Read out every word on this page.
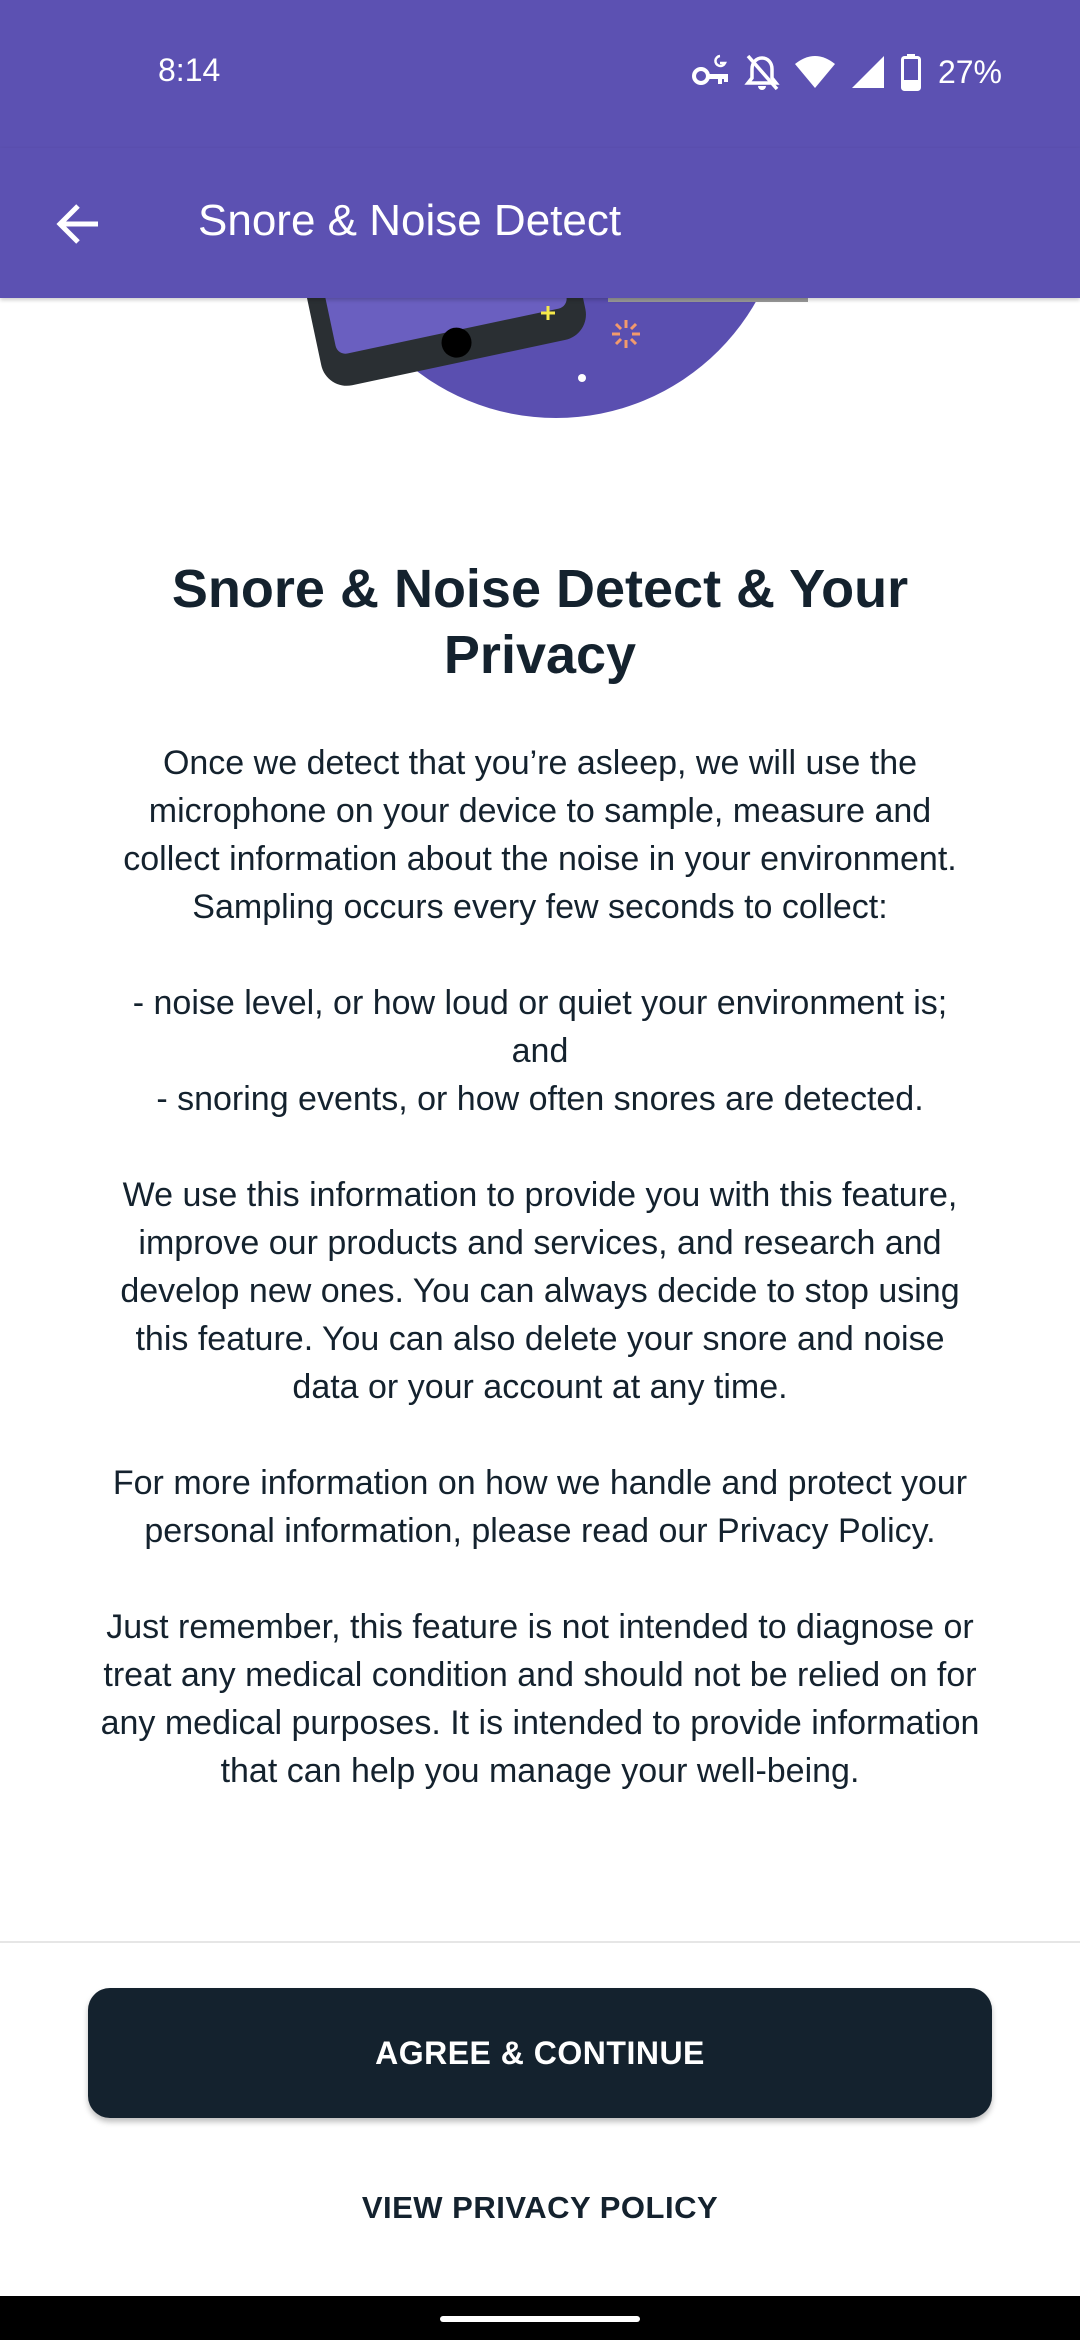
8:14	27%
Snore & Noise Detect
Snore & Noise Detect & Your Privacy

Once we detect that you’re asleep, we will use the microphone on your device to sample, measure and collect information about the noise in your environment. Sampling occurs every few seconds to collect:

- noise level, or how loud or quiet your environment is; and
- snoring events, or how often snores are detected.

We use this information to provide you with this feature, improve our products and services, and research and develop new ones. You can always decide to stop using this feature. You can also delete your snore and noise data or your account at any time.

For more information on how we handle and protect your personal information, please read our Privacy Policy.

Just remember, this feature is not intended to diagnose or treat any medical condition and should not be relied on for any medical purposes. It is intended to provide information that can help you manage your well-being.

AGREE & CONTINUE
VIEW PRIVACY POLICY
□ □ □
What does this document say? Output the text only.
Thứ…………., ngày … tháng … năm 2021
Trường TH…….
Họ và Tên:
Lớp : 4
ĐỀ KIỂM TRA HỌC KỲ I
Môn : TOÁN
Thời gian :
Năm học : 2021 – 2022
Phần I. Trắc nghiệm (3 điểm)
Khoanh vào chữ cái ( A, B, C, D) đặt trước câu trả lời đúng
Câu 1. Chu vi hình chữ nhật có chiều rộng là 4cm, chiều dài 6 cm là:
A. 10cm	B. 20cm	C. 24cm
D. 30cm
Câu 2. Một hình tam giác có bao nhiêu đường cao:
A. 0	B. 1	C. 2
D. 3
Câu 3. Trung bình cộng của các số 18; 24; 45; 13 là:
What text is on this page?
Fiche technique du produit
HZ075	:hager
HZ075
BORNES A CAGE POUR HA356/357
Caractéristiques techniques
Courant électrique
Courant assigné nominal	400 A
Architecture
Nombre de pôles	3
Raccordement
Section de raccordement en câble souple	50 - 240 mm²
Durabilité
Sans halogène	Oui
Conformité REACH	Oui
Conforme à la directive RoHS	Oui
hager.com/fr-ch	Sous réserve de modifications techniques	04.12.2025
□ □ □
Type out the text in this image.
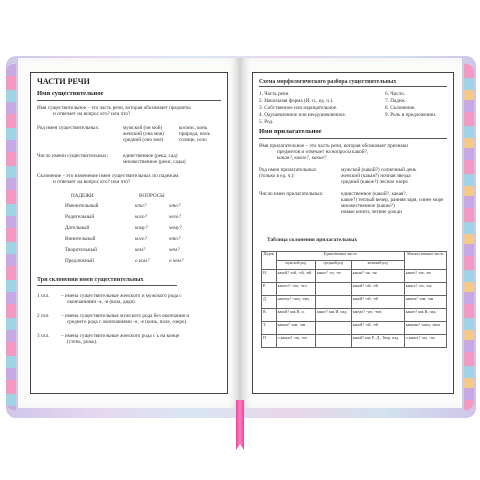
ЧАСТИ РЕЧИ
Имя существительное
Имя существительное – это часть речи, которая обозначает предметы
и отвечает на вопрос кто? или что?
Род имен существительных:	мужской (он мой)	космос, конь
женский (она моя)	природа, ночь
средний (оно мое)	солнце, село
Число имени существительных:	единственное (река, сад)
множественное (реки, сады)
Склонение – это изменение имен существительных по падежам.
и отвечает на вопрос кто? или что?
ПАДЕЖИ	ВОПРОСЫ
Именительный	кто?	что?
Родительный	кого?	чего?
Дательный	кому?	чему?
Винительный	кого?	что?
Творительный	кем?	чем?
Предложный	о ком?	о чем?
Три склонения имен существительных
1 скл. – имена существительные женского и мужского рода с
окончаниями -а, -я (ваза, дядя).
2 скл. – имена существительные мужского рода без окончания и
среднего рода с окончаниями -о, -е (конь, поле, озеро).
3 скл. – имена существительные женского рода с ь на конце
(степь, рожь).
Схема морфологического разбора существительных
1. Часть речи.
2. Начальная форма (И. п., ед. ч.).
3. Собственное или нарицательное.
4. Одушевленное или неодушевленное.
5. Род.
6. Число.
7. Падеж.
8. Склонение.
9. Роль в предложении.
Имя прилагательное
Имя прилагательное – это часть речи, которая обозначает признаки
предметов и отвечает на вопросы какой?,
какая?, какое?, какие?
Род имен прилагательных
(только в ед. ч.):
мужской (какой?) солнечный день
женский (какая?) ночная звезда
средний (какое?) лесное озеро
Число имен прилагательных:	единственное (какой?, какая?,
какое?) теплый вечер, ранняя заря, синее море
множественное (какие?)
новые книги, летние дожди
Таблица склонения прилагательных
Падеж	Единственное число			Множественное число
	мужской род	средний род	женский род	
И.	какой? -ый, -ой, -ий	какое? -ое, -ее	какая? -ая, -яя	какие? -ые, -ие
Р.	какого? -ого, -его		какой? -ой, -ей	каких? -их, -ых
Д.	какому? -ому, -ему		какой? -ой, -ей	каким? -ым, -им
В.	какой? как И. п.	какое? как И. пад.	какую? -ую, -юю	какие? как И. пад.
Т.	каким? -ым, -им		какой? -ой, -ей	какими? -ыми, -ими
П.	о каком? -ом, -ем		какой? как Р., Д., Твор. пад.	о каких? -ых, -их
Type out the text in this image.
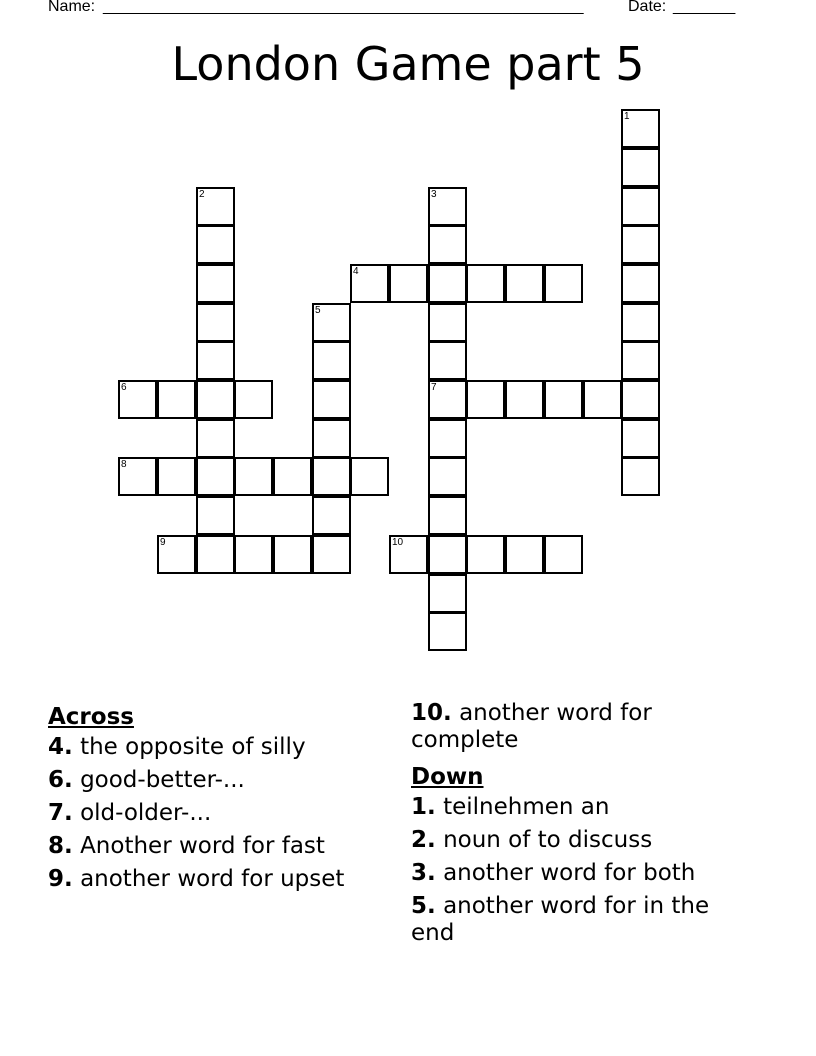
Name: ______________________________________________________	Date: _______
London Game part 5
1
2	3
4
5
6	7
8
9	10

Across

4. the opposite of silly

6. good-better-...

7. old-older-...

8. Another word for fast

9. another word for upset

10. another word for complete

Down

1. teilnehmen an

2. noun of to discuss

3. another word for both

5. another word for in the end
□ □ □
▸ Your task
Copy every line in the entries above that has the string "какой" in it.

▸ Result of this task
предметов и отвечает на вопросы какой?,
мужской (какой?) солнечный день
Число имен прилагательных:	единственное (какой?, какая?,
И.	какой? -ый, -ой, -ий	какое? -ое, -ее	какая? -ая, -яя	какие? -ые, -ие
Р.	какого? -ого, -его		какой? -ой, -ей	каких? -их, -ых
Д.	какому? -ому, -ему		какой? -ой, -ей	каким? -ым, -им
В.	какой? как И. п.	какое? как И. пад.	какую? -ую, -юю	какие? как И. пад.
Т.	каким? -ым, -им		какой? -ой, -ей	какими? -ыми, -ими
П.	о каком? -ом, -ем		какой? как Р., Д., Твор. пад.	о каких? -ых, -их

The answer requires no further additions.